TASK DIRECTIONS
Each line of the material below that holds the word "text" needs to be copied.

------------------------------------------------

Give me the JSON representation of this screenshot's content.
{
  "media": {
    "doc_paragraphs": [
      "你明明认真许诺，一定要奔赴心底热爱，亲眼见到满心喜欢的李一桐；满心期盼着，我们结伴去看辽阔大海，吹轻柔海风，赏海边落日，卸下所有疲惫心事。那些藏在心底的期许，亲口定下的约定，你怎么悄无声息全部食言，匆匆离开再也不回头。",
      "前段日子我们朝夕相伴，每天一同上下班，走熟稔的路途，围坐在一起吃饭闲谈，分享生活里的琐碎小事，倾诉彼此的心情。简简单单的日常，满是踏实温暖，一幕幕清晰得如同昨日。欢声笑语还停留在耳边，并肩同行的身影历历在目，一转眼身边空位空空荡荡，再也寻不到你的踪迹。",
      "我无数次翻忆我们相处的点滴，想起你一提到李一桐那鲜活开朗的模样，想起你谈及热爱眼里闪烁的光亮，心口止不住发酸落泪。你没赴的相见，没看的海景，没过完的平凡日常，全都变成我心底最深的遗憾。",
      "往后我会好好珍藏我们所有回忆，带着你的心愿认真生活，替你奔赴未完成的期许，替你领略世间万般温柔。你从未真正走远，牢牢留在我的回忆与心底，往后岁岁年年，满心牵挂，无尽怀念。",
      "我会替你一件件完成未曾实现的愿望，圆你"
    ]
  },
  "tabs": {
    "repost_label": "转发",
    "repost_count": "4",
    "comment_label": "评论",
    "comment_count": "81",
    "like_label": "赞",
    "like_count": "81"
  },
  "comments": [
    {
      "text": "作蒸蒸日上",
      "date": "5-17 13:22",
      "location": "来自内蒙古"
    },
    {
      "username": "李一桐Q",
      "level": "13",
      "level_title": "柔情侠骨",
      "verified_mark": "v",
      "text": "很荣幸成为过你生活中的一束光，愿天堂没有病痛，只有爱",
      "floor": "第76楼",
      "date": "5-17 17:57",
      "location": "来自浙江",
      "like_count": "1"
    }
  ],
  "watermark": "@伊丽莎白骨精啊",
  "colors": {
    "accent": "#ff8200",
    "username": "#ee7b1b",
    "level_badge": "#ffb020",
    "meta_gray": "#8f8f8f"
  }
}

------------------------------------------------

THE RESULT
      "text": "作蒸蒸日上",
      "text": "很荣幸成为过你生活中的一束光，愿天堂没有病痛，只有爱",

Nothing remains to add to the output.